### STATED TASK
Check every line of the data below for the string "Alerts", and copy the ones that hold it.

[Items from a data source]
==================================================

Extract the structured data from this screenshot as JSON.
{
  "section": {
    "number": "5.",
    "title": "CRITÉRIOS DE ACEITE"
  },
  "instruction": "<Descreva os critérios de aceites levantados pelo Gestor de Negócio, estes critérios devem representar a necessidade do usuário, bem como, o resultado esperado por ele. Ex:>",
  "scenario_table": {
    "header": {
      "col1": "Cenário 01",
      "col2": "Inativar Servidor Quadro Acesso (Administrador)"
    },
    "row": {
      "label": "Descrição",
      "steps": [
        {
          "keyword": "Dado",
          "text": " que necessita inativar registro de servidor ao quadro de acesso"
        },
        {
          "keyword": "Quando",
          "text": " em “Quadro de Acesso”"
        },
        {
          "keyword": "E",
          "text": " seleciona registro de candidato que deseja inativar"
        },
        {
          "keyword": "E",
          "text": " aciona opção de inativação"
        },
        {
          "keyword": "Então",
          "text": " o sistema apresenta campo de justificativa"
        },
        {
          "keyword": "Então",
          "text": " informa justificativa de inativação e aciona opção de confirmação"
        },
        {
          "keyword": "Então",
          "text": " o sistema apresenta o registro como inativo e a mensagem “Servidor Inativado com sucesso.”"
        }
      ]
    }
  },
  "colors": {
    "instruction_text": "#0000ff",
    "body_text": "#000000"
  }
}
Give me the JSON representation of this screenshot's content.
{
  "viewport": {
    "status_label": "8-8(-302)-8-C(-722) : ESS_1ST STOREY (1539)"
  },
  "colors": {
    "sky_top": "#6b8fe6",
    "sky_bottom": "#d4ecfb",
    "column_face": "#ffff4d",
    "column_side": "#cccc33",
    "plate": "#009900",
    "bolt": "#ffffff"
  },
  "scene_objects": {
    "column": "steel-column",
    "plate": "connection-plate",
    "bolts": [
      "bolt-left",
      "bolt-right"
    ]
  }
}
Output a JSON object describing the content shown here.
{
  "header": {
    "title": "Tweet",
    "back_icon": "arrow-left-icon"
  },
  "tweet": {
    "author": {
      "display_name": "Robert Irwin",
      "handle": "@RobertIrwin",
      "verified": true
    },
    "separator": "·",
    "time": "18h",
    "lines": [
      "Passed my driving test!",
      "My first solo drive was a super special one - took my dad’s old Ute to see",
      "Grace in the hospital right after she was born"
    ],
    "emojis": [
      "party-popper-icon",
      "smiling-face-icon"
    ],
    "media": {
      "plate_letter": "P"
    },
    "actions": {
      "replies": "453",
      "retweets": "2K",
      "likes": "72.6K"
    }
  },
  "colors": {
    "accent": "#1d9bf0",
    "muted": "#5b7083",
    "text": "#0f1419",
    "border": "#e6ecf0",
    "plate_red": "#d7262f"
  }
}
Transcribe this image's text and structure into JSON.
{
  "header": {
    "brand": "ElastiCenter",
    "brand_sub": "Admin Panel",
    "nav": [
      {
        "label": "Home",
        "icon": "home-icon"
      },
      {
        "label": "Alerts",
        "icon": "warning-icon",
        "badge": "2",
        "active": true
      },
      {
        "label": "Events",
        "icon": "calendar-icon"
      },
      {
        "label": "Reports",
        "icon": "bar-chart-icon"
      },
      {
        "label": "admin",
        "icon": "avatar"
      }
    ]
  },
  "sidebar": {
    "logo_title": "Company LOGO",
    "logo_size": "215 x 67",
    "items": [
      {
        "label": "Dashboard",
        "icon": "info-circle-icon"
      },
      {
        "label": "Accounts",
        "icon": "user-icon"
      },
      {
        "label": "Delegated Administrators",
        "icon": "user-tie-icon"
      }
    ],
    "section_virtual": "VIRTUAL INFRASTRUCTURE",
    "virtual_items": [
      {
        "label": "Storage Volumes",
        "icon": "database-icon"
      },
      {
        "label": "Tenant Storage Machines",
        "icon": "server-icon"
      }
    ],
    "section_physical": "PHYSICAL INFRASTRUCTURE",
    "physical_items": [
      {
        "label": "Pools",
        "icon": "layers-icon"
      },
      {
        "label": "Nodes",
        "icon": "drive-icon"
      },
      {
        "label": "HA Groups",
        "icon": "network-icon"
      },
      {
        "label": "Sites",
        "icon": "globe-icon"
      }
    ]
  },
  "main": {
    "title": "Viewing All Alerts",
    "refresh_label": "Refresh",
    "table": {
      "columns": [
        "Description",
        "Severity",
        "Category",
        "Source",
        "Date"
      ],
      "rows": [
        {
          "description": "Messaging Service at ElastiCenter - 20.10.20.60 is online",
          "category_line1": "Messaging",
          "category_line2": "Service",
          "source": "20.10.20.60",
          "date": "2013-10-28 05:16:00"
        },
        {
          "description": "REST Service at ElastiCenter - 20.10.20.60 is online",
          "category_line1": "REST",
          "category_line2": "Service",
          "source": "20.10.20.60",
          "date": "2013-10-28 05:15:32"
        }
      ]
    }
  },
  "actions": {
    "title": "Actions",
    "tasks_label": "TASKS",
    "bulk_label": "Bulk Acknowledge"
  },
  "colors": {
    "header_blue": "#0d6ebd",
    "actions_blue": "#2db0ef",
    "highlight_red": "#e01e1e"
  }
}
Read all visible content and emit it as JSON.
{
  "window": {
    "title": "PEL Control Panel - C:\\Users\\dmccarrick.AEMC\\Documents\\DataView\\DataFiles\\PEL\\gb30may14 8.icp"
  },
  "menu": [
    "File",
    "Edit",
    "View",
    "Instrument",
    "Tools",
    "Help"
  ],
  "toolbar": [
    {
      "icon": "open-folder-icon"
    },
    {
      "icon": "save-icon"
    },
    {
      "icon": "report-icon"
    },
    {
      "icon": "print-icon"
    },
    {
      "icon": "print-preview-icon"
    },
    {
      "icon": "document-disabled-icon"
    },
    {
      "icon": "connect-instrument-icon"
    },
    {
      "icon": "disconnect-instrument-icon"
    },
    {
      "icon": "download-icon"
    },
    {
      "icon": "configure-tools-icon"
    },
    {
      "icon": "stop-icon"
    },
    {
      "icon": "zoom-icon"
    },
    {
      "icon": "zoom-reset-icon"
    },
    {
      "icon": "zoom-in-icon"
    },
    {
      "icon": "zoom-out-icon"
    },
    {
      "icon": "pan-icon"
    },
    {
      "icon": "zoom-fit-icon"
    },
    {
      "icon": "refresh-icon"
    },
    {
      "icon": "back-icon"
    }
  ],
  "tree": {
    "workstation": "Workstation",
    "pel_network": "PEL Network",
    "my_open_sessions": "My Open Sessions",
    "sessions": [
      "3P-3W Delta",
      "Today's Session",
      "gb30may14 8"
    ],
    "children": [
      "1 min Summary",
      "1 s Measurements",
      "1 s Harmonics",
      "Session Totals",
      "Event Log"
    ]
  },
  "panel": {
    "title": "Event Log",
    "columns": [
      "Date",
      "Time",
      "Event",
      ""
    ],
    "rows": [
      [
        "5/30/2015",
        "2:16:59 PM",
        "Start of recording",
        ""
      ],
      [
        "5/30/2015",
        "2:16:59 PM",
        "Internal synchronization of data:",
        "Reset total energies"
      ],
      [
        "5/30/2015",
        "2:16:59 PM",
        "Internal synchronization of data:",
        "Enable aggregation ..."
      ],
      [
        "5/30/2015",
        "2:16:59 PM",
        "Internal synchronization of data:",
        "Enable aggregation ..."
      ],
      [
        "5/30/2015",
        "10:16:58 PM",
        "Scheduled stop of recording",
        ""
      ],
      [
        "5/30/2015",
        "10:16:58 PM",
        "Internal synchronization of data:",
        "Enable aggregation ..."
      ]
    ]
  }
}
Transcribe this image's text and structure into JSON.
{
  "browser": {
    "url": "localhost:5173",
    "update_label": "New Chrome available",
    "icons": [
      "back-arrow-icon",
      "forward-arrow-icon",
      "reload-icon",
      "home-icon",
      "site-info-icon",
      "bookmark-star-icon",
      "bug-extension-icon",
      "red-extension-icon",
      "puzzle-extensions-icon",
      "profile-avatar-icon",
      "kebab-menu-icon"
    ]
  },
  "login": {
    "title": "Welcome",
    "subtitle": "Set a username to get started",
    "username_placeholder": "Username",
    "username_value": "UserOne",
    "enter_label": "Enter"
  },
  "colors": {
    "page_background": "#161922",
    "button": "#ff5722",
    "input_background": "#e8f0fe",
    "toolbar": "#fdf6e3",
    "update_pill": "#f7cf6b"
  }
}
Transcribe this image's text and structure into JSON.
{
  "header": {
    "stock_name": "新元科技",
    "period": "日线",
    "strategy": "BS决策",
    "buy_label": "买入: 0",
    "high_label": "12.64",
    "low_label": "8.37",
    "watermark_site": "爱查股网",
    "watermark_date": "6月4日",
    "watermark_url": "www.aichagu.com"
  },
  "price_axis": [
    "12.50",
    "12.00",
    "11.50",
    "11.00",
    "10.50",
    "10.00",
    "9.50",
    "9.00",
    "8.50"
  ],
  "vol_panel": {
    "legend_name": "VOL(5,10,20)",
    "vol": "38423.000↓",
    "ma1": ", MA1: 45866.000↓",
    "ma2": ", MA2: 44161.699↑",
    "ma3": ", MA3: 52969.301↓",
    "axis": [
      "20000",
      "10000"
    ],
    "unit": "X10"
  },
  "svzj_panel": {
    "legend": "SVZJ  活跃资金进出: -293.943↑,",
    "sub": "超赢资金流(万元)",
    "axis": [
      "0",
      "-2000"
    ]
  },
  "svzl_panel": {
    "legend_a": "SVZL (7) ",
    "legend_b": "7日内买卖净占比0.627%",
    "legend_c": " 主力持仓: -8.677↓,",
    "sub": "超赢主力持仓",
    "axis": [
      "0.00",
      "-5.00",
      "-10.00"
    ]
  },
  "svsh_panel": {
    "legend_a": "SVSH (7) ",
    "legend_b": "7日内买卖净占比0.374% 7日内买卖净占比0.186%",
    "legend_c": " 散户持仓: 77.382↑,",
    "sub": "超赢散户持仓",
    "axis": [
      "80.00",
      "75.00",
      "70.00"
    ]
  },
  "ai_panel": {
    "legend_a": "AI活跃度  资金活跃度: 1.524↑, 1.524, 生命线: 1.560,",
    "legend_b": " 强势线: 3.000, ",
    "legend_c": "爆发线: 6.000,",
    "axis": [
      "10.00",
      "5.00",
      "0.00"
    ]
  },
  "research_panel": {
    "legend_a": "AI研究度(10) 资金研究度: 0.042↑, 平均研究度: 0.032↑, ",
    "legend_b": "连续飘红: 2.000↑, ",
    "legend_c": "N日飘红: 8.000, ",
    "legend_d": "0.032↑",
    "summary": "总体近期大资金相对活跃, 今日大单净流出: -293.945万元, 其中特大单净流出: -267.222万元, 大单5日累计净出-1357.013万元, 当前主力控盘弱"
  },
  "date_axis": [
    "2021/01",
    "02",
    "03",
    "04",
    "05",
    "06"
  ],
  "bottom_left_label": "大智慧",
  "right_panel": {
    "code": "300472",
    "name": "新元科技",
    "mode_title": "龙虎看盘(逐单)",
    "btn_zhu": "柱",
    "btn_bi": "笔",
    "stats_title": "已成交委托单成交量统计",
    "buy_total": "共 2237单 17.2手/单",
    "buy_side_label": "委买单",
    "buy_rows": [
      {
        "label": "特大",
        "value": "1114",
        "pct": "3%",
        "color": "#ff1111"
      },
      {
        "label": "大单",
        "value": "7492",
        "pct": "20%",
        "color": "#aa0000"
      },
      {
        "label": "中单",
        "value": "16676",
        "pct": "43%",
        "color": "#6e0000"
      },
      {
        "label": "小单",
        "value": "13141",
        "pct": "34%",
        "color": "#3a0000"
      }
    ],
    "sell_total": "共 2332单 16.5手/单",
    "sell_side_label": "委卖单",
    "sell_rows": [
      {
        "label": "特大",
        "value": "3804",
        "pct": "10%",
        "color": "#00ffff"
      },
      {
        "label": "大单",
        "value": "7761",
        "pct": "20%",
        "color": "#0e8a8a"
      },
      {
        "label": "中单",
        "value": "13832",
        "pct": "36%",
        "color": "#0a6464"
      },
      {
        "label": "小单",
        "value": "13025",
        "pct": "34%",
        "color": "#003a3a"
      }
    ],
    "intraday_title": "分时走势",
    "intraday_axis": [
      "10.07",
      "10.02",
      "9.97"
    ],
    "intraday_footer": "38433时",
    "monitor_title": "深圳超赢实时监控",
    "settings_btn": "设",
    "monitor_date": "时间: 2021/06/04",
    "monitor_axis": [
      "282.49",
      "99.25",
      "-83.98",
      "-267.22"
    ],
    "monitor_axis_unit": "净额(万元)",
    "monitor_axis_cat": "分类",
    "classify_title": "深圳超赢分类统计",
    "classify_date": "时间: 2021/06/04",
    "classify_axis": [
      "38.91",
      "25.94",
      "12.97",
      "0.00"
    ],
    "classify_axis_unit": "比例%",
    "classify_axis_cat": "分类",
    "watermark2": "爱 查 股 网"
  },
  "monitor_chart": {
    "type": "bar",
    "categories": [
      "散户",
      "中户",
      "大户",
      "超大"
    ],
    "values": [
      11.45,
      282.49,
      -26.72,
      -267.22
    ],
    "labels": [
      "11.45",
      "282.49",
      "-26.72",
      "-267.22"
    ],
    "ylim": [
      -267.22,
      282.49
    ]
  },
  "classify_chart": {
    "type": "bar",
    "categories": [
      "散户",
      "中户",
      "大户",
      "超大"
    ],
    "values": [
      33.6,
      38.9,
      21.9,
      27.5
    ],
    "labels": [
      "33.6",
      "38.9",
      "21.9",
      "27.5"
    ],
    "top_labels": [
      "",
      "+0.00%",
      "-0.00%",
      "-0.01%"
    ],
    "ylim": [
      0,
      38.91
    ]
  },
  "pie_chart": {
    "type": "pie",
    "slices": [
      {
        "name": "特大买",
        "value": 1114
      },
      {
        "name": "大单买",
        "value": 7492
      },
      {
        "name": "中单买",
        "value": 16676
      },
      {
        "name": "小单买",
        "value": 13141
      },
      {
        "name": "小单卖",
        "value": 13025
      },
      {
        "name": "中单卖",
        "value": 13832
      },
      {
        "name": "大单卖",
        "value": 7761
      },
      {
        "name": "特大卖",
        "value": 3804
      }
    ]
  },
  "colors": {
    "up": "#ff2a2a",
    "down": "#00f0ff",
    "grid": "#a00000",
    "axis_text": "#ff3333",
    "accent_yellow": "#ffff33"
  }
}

==================================================

### TASK ANSWER
        "label": "Alerts",
    "title": "Viewing All Alerts",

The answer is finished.